start Dataset records

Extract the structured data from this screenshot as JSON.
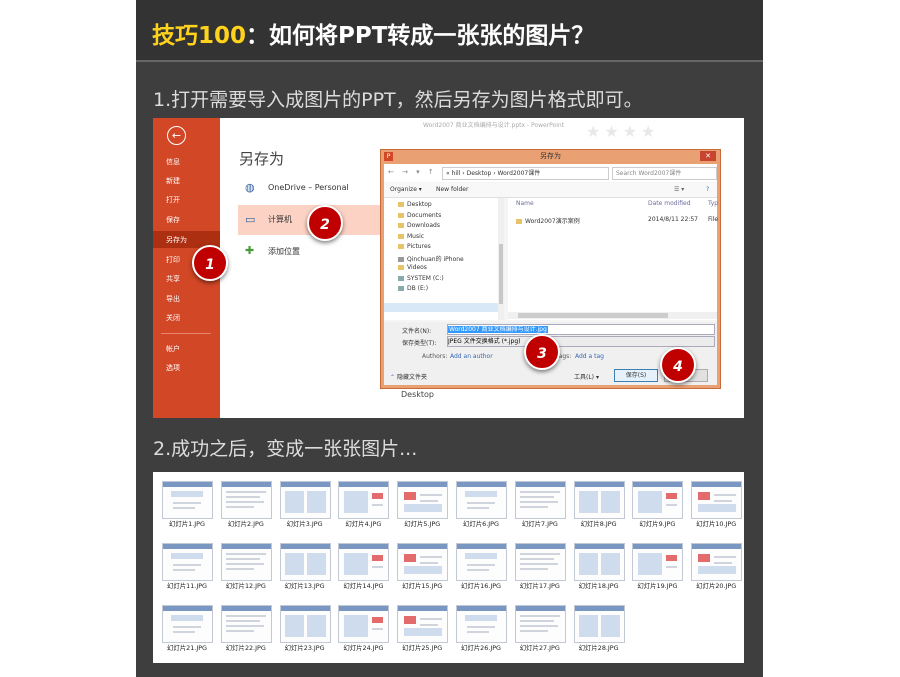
{
  "header": {
    "title_prefix": "技巧100",
    "title_main": "：如何将PPT转成一张张的图片？"
  },
  "steps": {
    "step1": "1.打开需要导入成图片的PPT，然后另存为图片格式即可。",
    "step2": "2.成功之后，变成一张张图片..."
  },
  "backstage": {
    "doc_name": "Word2007 商业文档编排与设计.pptx - PowerPoint",
    "menu": [
      "信息",
      "新建",
      "打开",
      "保存",
      "另存为",
      "打印",
      "共享",
      "导出",
      "关闭",
      "帐户",
      "选项"
    ],
    "active": "另存为",
    "heading": "另存为",
    "locations": [
      "OneDrive – Personal",
      "计算机",
      "添加位置"
    ],
    "recent_folder": "Desktop"
  },
  "dialog": {
    "title": "另存为",
    "address": "« hill  ›  Desktop  ›  Word2007课件",
    "search_placeholder": "Search Word2007课件",
    "organize": "Organize ▾",
    "new_folder": "New folder",
    "nav_items": [
      "Desktop",
      "Documents",
      "Downloads",
      "Music",
      "Pictures",
      "Qinchuan的 iPhone",
      "Videos",
      "SYSTEM (C:)",
      "DB (E:)"
    ],
    "columns": {
      "name": "Name",
      "date": "Date modified",
      "type": "Typ"
    },
    "files": [
      {
        "name": "Word2007演示案例",
        "date": "2014/8/11 22:57",
        "type": "File"
      }
    ],
    "filename_label": "文件名(N):",
    "filename_value": "Word2007 商业文档编排与设计.jpg",
    "savetype_label": "保存类型(T):",
    "savetype_value": "JPEG 文件交换格式 (*.jpg)",
    "authors_label": "Authors:",
    "authors_link": "Add an author",
    "tags_label": "Tags:",
    "tags_link": "Add a tag",
    "hide_folders": "隐藏文件夹",
    "tools": "工具(L)",
    "save": "保存(S)",
    "cancel": "取消"
  },
  "badges": [
    "1",
    "2",
    "3",
    "4"
  ],
  "thumbnails": [
    "幻灯片1.JPG",
    "幻灯片2.JPG",
    "幻灯片3.JPG",
    "幻灯片4.JPG",
    "幻灯片5.JPG",
    "幻灯片6.JPG",
    "幻灯片7.JPG",
    "幻灯片8.JPG",
    "幻灯片9.JPG",
    "幻灯片10.JPG",
    "幻灯片11.JPG",
    "幻灯片12.JPG",
    "幻灯片13.JPG",
    "幻灯片14.JPG",
    "幻灯片15.JPG",
    "幻灯片16.JPG",
    "幻灯片17.JPG",
    "幻灯片18.JPG",
    "幻灯片19.JPG",
    "幻灯片20.JPG",
    "幻灯片21.JPG",
    "幻灯片22.JPG",
    "幻灯片23.JPG",
    "幻灯片24.JPG",
    "幻灯片25.JPG",
    "幻灯片26.JPG",
    "幻灯片27.JPG",
    "幻灯片28.JPG"
  ],
  "colors": {
    "accent": "#ffd21c",
    "ppt_orange": "#d24726",
    "badge_red": "#c00000",
    "panel": "#3e3e3e"
  }
}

end Dataset records

Short task: Count each line of the data where the word "商业文档编排与设计" appears, then reply with the total only.

Task result: 2